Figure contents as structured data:
== == ==

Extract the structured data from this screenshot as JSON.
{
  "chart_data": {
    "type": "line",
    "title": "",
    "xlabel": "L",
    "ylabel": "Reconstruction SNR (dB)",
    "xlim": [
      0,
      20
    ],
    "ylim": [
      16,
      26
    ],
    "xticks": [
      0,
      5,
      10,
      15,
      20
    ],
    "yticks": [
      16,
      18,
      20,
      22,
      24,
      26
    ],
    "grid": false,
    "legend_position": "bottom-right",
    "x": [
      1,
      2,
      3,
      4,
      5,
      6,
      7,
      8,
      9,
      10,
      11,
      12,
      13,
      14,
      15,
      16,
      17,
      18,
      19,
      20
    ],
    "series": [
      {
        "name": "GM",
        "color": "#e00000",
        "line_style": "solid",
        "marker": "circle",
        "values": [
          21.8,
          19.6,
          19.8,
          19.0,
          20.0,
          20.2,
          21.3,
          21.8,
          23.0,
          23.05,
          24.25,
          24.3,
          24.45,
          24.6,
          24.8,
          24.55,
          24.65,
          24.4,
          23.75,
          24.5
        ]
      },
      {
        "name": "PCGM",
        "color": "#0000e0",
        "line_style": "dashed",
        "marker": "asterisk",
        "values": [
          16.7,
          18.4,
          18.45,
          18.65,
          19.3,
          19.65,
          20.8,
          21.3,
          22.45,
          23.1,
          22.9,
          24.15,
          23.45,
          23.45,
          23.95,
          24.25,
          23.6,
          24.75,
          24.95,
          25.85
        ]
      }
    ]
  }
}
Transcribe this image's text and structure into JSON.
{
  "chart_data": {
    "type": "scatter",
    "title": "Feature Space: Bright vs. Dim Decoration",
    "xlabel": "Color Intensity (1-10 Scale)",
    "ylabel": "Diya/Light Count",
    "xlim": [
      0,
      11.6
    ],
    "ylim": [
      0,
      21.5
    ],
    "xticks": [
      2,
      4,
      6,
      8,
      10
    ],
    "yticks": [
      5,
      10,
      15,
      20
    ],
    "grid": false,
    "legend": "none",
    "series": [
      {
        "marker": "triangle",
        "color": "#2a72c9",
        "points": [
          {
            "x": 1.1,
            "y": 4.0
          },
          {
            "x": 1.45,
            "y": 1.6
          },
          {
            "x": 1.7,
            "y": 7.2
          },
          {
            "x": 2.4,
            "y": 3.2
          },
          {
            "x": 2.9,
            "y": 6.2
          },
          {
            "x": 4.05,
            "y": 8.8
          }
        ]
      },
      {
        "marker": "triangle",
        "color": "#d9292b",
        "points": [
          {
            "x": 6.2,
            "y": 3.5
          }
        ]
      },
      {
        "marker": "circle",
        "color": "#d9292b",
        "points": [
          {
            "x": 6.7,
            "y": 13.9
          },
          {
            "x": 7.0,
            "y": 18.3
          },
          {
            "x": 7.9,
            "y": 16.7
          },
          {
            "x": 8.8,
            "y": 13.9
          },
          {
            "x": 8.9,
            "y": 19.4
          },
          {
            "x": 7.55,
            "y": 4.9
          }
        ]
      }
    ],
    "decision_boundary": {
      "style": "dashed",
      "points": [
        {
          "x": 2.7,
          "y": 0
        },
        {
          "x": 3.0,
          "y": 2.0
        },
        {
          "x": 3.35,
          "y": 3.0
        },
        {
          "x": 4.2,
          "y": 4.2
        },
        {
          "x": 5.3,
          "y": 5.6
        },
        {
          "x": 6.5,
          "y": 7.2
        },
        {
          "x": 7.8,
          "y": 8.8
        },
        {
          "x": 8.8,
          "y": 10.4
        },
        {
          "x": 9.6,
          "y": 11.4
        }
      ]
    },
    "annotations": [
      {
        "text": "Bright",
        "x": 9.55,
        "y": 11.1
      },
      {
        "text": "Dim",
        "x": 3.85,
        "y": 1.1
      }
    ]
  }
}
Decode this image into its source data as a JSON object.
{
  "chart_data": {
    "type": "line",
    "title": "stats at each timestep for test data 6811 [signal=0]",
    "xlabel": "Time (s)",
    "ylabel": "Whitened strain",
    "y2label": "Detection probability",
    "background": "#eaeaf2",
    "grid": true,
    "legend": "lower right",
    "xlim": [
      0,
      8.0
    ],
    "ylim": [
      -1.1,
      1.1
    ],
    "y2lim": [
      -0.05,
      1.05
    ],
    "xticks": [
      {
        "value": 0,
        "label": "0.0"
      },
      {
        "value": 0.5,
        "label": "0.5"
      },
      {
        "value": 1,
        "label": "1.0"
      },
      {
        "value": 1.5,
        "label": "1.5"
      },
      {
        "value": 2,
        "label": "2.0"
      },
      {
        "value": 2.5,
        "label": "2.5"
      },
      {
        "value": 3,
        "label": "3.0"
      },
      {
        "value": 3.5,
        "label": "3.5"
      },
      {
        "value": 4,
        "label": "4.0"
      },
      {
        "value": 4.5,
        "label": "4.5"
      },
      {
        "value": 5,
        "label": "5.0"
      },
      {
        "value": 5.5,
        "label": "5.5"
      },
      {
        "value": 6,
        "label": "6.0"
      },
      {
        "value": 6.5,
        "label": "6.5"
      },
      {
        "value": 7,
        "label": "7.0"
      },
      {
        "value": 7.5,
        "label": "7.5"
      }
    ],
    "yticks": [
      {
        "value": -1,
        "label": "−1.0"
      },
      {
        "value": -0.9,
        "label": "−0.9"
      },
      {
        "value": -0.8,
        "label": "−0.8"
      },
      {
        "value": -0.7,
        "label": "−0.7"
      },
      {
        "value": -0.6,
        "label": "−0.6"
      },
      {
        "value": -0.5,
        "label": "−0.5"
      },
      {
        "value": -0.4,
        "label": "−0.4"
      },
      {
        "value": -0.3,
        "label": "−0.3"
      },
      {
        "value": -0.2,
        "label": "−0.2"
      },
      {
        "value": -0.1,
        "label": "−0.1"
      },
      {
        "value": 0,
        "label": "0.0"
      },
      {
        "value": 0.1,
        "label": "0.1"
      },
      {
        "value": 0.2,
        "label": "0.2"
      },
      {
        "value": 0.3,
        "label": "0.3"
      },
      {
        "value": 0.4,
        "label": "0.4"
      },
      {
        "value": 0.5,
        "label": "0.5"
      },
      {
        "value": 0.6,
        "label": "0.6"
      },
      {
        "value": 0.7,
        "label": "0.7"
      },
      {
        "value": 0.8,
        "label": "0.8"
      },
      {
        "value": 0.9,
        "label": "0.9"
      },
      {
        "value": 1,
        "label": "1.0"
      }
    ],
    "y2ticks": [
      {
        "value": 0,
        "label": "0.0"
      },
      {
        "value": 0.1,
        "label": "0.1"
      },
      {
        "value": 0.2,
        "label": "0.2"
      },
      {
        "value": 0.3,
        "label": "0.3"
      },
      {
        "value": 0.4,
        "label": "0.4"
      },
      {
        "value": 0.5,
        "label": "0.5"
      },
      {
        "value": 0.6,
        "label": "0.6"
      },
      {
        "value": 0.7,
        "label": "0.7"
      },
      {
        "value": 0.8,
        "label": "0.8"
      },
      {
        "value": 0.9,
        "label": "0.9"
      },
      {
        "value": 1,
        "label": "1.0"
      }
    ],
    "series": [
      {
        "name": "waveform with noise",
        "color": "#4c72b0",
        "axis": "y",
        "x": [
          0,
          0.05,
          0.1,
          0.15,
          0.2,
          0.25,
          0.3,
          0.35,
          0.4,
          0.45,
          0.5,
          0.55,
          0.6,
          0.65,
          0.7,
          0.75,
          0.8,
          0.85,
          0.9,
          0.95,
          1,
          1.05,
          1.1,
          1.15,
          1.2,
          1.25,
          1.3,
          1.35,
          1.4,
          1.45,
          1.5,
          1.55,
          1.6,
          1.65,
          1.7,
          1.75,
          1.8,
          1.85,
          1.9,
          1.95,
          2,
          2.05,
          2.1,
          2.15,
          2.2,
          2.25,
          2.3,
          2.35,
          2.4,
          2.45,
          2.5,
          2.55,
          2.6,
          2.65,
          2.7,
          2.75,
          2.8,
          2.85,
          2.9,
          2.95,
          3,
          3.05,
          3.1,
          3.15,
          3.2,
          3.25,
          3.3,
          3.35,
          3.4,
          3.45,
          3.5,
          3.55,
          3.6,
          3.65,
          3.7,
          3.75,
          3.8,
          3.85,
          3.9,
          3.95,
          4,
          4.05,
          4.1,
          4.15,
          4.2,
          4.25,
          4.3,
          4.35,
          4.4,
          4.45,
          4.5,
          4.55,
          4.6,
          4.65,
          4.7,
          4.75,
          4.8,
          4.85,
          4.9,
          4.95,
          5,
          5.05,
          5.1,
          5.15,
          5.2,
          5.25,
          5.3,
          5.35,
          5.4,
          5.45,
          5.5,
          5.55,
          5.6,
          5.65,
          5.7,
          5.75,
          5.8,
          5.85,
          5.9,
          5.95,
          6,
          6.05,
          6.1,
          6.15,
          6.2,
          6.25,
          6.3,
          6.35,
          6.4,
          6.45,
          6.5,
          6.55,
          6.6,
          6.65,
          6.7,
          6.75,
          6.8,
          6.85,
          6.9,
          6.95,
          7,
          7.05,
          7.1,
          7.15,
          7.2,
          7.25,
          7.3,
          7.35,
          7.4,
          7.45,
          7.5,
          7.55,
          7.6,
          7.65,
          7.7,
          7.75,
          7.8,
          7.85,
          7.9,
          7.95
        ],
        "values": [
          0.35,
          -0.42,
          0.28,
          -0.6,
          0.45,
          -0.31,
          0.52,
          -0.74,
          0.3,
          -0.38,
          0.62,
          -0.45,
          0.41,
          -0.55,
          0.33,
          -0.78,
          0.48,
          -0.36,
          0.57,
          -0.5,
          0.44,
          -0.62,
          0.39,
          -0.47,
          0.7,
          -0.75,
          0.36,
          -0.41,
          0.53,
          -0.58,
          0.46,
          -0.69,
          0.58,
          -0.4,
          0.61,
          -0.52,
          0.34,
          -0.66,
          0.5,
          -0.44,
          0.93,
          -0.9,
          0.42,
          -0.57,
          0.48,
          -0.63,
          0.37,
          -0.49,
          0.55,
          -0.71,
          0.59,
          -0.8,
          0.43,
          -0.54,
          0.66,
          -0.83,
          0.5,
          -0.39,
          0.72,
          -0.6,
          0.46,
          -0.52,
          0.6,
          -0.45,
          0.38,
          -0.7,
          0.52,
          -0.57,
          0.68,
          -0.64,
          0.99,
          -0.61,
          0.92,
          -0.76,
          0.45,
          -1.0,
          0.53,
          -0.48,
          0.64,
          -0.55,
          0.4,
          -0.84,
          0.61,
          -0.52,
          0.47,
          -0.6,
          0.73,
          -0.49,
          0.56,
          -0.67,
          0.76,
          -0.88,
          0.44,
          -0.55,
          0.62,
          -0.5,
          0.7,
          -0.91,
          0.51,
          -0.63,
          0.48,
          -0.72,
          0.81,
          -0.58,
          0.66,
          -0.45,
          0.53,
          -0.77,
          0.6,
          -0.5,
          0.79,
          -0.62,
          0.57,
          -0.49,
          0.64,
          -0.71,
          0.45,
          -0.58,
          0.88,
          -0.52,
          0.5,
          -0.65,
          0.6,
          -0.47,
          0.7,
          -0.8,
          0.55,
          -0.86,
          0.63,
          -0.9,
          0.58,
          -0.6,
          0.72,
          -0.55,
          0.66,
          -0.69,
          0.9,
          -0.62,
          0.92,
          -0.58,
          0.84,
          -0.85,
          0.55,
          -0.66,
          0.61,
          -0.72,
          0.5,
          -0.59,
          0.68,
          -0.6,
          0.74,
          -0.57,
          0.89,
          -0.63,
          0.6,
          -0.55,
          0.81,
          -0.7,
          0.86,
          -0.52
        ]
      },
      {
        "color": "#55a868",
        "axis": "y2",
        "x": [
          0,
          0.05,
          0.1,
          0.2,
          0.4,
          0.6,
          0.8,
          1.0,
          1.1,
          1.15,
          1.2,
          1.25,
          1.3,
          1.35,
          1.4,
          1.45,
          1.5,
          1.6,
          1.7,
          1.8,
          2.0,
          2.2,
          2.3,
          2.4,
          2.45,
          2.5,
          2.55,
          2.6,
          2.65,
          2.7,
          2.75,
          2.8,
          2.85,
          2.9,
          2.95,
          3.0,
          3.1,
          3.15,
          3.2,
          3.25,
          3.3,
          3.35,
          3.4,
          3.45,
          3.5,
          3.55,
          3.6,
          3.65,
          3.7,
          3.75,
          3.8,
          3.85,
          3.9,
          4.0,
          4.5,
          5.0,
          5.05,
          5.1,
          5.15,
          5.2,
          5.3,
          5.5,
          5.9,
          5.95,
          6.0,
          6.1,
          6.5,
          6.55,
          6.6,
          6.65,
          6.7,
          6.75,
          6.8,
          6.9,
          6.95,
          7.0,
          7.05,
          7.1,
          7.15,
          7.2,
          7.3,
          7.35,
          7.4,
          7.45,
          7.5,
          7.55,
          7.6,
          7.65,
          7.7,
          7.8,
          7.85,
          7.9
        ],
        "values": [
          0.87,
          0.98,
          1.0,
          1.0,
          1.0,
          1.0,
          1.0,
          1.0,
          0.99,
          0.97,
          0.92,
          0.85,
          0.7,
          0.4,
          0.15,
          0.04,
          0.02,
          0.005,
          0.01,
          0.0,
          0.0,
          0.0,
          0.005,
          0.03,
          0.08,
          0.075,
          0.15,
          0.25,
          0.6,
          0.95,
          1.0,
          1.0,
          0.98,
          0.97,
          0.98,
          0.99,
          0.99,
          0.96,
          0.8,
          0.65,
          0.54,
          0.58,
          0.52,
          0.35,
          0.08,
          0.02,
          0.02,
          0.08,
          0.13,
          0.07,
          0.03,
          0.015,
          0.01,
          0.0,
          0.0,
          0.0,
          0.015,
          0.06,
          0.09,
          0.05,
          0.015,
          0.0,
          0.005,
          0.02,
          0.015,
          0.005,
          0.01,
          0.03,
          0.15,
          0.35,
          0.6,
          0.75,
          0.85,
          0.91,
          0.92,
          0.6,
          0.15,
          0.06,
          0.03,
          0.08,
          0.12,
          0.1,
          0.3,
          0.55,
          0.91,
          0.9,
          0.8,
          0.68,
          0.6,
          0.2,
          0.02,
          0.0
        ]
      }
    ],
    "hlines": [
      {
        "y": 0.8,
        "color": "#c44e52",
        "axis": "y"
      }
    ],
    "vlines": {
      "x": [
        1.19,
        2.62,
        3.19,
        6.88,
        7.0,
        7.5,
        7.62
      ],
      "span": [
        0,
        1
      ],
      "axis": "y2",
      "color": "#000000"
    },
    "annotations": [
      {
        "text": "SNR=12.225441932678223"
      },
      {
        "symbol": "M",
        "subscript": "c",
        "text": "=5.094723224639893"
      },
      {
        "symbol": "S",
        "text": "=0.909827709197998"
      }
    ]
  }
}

== == ==

◆ SHORT PROBLEM: Which lines of the data above contain "ylabel"? Copy each one.

◆ COMPLETE ANSWER:
    "ylabel": "Reconstruction SNR (dB)",
    "ylabel": "Diya/Light Count",
    "ylabel": "Whitened strain",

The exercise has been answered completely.